[Dataset excerpt]
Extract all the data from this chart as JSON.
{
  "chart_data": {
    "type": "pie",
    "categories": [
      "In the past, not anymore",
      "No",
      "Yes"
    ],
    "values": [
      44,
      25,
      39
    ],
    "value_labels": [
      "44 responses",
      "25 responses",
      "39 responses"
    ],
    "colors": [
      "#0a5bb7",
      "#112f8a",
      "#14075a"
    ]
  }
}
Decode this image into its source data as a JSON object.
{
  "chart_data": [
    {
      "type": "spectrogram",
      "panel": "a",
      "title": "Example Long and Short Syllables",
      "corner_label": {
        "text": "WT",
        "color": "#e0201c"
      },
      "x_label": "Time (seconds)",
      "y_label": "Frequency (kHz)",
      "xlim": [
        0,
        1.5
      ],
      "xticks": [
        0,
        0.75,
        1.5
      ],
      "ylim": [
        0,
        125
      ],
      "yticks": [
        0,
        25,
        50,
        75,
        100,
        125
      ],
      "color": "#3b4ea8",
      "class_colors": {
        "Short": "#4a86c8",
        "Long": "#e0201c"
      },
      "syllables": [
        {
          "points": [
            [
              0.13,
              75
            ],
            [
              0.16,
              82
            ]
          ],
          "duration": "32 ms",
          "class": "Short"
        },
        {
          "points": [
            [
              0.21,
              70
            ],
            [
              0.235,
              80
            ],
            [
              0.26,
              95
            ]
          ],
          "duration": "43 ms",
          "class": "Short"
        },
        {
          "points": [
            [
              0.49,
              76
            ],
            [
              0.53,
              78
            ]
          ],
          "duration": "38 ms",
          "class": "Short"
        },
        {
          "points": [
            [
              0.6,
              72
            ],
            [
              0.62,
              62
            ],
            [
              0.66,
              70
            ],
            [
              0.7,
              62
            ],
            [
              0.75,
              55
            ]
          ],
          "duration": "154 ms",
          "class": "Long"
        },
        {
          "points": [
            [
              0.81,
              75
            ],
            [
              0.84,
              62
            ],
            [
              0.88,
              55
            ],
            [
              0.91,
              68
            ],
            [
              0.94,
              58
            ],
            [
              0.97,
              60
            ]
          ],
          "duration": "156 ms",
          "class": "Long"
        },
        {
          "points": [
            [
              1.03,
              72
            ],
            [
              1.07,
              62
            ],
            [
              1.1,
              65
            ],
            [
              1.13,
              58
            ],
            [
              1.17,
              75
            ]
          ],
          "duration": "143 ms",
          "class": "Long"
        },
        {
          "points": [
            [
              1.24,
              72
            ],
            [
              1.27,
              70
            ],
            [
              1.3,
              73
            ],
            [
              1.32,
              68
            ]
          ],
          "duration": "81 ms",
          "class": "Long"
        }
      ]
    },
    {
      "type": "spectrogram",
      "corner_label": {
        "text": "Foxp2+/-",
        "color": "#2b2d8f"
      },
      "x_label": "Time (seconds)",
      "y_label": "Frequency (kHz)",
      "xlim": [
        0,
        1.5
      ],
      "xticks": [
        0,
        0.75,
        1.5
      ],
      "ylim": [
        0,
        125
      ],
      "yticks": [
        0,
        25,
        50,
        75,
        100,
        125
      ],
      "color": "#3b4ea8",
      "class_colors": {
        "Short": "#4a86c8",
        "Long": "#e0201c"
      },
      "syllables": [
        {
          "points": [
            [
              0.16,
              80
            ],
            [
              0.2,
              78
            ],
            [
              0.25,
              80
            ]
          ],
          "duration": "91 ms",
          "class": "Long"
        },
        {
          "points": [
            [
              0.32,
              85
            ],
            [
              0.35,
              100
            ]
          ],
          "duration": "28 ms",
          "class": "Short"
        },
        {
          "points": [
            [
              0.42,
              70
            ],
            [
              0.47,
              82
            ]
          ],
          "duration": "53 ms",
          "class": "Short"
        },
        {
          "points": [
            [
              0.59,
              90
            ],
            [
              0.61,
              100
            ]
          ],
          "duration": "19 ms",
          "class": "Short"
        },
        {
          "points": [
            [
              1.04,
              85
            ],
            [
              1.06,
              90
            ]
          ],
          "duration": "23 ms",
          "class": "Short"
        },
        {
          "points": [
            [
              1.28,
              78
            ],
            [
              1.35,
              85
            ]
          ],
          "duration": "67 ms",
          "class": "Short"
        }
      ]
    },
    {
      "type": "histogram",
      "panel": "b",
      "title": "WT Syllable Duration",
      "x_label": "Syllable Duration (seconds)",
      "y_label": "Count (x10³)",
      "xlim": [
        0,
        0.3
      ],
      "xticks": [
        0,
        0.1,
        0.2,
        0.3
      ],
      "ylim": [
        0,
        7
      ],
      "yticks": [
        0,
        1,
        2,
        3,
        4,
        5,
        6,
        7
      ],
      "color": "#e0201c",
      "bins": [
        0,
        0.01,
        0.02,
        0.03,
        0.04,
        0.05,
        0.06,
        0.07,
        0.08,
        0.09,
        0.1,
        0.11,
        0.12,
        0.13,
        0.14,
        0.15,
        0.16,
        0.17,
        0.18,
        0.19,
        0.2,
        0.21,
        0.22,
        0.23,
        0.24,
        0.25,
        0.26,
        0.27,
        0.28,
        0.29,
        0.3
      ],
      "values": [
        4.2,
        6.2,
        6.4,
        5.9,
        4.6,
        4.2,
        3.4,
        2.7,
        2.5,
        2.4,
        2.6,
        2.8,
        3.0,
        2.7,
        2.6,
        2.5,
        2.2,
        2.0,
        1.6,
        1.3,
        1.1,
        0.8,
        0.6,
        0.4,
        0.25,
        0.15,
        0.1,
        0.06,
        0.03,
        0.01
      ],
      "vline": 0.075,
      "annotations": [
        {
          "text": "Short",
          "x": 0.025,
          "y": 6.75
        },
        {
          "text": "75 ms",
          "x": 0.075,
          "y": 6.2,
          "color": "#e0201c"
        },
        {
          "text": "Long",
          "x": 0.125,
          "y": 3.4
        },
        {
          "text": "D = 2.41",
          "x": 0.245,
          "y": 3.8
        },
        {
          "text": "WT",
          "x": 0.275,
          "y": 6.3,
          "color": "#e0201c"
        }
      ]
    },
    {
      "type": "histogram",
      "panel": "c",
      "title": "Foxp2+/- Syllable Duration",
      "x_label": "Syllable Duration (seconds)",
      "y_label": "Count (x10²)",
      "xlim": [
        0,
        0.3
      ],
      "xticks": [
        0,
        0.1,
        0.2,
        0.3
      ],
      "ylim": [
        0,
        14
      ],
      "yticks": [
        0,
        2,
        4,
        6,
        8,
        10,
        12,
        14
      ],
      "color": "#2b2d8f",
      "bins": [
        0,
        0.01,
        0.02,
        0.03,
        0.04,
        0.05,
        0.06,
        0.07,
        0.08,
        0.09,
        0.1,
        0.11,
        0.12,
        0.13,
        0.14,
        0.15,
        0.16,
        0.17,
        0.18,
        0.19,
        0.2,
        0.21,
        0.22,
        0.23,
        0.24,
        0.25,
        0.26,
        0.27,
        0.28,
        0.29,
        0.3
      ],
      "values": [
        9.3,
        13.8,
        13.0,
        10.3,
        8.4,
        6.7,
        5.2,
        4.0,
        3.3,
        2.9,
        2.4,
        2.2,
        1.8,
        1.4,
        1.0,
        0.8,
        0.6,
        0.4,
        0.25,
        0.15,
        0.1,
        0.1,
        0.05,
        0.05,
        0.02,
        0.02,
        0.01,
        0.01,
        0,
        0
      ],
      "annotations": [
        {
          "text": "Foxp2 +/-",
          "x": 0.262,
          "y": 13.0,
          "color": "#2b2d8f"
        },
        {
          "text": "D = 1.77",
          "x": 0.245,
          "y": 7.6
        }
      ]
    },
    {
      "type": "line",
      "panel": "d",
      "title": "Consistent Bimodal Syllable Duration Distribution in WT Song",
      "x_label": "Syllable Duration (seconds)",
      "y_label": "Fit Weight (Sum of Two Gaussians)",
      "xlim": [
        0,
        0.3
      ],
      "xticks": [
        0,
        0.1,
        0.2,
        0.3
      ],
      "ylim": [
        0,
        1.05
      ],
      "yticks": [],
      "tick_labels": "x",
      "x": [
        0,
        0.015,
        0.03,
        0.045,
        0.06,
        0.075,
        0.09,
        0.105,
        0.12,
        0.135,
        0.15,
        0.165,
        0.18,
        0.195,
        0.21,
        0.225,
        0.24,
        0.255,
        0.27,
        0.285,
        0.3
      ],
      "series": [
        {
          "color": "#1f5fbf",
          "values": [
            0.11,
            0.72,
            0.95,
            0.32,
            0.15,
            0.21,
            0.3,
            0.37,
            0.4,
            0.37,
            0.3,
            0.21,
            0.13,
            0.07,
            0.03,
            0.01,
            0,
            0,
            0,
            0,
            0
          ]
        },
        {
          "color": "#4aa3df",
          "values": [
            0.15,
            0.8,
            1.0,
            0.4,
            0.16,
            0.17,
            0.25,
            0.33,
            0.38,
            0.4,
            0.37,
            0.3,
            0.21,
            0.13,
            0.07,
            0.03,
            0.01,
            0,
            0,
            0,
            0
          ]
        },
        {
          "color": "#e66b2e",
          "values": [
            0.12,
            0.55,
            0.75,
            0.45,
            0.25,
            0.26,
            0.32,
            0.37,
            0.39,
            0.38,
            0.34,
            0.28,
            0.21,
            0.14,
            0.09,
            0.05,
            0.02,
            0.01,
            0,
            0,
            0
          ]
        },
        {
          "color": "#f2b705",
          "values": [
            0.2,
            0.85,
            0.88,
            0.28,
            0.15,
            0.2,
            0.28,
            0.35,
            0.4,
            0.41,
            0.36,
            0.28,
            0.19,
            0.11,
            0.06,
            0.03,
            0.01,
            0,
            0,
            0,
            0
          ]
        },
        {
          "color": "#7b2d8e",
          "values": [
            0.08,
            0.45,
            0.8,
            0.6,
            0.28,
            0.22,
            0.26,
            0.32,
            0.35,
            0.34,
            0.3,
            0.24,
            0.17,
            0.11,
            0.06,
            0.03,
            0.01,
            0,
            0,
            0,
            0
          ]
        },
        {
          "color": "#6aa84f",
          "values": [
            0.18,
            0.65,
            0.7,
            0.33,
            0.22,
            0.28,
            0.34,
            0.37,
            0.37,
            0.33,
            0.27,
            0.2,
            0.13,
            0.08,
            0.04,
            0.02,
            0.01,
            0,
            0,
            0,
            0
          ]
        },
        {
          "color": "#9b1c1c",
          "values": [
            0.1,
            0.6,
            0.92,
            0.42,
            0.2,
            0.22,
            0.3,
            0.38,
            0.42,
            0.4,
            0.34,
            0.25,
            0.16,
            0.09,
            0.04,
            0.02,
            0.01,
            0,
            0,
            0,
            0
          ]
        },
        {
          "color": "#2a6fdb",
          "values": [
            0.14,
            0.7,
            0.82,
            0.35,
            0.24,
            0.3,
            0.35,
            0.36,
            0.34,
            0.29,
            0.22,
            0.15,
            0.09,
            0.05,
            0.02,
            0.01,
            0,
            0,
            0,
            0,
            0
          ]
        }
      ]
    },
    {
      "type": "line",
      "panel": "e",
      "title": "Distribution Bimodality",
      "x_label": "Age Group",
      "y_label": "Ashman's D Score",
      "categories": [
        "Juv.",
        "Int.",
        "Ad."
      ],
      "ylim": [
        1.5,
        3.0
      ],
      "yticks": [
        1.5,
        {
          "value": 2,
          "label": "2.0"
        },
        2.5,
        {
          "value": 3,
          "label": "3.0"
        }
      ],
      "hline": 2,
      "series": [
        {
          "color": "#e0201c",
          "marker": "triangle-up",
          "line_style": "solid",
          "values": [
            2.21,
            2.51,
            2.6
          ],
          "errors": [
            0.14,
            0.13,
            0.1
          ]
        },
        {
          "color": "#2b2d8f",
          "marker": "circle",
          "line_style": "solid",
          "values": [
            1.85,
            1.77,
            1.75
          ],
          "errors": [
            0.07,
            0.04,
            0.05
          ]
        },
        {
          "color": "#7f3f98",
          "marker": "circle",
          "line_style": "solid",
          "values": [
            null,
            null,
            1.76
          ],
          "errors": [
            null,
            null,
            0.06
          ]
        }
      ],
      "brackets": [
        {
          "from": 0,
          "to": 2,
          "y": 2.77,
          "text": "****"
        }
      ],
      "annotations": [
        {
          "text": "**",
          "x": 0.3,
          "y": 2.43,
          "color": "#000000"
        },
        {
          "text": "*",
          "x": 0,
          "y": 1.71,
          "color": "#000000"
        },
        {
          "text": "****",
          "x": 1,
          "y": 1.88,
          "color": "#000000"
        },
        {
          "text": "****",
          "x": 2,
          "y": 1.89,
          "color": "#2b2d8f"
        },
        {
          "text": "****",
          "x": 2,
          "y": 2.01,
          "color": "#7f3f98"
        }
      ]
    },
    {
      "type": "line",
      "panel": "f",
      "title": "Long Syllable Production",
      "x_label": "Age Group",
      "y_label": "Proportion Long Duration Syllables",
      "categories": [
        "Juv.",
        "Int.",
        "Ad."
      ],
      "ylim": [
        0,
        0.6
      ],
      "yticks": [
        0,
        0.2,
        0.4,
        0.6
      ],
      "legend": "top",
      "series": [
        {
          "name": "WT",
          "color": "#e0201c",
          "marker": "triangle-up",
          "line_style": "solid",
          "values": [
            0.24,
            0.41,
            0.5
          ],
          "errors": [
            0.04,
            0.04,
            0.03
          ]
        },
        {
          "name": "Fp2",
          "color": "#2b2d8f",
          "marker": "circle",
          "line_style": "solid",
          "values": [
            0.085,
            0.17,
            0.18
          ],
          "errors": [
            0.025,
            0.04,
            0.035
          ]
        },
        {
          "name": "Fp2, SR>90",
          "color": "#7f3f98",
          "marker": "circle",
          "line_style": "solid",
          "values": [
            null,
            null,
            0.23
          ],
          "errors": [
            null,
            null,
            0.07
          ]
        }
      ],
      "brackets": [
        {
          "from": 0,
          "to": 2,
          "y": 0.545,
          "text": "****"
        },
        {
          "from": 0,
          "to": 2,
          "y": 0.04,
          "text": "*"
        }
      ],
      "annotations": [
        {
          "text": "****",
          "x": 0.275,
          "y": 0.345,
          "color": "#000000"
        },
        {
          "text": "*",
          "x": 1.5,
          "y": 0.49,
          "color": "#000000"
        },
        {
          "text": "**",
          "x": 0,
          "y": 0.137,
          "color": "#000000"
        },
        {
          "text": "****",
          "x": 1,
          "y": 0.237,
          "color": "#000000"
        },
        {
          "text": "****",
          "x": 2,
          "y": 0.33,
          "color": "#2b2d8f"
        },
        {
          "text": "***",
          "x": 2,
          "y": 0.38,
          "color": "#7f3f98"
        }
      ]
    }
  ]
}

- [Stated exercise] From the data above, copy each line that holds "this".

- [Task result]
Extract all the data from this chart as JSON.
Decode this image into its source data as a JSON object.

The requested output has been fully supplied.